— BEGIN Record extracts —

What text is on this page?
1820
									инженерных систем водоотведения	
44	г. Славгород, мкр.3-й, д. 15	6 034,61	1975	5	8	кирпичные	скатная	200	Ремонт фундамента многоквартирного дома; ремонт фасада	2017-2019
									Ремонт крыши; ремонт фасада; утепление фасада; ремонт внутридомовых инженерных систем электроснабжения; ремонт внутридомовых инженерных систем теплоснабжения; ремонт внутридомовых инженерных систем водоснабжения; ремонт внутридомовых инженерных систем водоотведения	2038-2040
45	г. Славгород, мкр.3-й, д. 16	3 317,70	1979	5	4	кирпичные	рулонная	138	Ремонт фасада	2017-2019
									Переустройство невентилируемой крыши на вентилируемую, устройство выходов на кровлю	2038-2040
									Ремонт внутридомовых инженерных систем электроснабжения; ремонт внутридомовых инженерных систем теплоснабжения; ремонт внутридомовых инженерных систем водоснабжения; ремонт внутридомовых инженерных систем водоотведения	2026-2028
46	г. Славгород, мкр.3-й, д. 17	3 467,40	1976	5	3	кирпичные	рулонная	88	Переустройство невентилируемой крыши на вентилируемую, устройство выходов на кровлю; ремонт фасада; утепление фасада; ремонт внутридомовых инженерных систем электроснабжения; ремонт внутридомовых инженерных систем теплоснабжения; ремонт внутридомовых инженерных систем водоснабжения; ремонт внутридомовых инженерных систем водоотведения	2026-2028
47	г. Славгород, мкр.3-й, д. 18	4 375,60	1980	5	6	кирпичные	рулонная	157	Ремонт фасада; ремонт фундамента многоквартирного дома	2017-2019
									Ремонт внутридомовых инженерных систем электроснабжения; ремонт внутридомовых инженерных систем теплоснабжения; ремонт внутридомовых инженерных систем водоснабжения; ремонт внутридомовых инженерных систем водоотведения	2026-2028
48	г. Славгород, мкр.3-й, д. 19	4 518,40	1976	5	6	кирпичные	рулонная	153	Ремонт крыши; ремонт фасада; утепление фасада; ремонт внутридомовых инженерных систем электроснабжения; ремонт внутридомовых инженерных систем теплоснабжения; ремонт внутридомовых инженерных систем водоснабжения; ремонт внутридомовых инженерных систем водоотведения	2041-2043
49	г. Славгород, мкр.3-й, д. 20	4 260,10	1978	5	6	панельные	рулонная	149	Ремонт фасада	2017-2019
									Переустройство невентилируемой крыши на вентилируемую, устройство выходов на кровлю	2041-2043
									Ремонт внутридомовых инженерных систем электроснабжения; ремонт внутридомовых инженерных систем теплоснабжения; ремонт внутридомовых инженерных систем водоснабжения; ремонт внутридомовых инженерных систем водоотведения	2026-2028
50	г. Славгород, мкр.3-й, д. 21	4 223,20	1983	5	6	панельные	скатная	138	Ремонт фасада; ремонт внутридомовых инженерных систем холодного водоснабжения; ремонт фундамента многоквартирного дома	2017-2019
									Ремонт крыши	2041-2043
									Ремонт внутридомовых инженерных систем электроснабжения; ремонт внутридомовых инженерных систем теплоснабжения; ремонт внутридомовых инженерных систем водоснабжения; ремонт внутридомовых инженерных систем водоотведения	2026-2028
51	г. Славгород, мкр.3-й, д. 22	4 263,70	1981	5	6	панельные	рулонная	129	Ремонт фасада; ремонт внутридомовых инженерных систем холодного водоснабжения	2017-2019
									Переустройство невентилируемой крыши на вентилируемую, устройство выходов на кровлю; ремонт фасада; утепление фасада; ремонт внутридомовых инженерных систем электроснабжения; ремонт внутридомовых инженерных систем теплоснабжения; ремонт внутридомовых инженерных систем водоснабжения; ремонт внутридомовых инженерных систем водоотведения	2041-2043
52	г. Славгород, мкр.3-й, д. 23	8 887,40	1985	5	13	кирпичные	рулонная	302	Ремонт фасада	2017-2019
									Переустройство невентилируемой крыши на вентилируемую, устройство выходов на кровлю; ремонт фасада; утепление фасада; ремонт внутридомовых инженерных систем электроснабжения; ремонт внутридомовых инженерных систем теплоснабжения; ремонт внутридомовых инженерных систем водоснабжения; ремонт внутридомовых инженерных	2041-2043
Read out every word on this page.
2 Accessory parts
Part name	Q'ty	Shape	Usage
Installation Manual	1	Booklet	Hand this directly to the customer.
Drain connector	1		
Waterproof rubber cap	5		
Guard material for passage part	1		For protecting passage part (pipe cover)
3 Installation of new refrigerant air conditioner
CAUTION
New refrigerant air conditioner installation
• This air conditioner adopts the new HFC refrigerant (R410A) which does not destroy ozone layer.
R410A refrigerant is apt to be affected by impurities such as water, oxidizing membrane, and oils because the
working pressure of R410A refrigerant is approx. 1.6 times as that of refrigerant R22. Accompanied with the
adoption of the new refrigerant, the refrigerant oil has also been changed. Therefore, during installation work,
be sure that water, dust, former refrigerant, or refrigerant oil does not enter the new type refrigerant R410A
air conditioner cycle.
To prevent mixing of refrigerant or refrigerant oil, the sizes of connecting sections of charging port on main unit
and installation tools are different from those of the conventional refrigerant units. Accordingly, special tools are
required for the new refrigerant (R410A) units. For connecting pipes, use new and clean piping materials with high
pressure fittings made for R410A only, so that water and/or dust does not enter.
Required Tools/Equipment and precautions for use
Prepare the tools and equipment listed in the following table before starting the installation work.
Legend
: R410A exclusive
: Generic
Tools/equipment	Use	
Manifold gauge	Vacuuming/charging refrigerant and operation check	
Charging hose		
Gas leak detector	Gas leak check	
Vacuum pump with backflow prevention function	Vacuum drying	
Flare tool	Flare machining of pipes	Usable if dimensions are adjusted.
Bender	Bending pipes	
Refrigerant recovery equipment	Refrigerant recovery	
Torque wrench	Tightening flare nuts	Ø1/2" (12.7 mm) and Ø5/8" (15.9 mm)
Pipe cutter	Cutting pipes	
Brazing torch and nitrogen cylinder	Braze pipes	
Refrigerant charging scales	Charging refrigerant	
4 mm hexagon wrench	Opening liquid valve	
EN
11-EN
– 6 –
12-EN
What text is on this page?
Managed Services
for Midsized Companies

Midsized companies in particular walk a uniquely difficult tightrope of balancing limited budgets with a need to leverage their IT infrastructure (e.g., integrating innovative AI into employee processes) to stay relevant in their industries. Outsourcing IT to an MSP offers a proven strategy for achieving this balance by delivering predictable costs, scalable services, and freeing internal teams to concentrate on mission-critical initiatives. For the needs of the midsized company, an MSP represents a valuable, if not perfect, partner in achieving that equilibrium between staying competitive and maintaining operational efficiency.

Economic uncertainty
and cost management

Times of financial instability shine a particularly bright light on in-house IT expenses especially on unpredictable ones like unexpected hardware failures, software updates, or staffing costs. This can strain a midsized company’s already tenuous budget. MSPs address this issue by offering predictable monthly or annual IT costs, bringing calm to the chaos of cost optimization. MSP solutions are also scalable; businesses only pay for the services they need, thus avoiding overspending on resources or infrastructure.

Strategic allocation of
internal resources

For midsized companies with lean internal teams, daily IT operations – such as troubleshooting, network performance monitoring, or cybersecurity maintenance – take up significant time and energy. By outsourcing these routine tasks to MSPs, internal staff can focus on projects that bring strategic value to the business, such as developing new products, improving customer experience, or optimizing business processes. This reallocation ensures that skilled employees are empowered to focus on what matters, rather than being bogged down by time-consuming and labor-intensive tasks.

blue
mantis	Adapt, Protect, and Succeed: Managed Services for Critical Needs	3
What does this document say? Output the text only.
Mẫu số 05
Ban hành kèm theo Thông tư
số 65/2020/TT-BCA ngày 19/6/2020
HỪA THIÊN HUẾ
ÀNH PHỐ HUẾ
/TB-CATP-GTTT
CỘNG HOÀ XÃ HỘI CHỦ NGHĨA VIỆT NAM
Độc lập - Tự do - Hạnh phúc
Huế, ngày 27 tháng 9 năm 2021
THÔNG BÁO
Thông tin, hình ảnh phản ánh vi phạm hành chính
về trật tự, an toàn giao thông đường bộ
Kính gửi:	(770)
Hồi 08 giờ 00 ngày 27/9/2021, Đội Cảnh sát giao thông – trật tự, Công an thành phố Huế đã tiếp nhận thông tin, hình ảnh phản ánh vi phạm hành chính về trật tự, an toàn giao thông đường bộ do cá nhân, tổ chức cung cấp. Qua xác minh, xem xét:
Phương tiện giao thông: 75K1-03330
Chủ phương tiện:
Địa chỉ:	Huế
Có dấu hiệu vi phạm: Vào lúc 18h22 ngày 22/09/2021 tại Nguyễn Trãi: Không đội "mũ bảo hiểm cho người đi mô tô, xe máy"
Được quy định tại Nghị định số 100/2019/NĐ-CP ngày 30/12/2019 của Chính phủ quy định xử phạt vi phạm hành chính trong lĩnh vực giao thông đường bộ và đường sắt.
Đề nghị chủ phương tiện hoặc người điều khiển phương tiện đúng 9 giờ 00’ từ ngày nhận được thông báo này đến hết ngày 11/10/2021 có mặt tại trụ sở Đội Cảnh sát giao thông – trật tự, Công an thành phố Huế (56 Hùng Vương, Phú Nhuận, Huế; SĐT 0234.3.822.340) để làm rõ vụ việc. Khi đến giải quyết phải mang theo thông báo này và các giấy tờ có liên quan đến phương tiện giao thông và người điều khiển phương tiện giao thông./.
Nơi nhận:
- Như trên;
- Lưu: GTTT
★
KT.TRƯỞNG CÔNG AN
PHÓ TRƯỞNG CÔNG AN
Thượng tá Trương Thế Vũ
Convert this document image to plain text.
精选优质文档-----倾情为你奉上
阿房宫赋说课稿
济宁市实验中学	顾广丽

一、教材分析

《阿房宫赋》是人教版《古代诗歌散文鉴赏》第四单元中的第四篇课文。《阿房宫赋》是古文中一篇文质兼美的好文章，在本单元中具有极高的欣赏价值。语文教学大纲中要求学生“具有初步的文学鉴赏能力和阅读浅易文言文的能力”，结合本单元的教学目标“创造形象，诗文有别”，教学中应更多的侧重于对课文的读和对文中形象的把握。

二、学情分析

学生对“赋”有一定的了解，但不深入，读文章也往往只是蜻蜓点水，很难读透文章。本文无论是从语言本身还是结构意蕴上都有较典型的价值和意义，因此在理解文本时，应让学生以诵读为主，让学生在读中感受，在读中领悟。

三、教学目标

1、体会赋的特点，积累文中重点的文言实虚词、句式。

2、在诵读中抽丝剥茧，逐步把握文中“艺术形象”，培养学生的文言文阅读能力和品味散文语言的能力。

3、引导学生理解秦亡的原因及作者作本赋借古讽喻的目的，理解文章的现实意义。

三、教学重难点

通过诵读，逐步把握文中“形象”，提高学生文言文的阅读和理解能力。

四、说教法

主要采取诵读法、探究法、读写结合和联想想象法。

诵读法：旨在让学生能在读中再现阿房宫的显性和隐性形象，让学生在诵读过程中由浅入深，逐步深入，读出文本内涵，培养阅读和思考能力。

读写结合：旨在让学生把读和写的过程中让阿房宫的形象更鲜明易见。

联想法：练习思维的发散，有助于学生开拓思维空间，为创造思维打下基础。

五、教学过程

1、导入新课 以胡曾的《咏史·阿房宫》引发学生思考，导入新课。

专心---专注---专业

— END Record extracts —

> _What to work on_
Above are the records; copy every line in them that holds the word "невентилируемой".

> _Output of the exercise_
									Переустройство невентилируемой крыши на вентилируемую, устройство выходов на кровлю	2038-2040
46	г. Славгород, мкр.3-й, д. 17	3 467,40	1976	5	3	кирпичные	рулонная	88	Переустройство невентилируемой крыши на вентилируемую, устройство выходов на кровлю; ремонт фасада; утепление фасада; ремонт внутридомовых инженерных систем электроснабжения; ремонт внутридомовых инженерных систем теплоснабжения; ремонт внутридомовых инженерных систем водоснабжения; ремонт внутридомовых инженерных систем водоотведения	2026-2028
									Переустройство невентилируемой крыши на вентилируемую, устройство выходов на кровлю	2041-2043
									Переустройство невентилируемой крыши на вентилируемую, устройство выходов на кровлю; ремонт фасада; утепление фасада; ремонт внутридомовых инженерных систем электроснабжения; ремонт внутридомовых инженерных систем теплоснабжения; ремонт внутридомовых инженерных систем водоснабжения; ремонт внутридомовых инженерных систем водоотведения	2041-2043
									Переустройство невентилируемой крыши на вентилируемую, устройство выходов на кровлю; ремонт фасада; утепление фасада; ремонт внутридомовых инженерных систем электроснабжения; ремонт внутридомовых инженерных систем теплоснабжения; ремонт внутридомовых инженерных систем водоснабжения; ремонт внутридомовых инженерных	2041-2043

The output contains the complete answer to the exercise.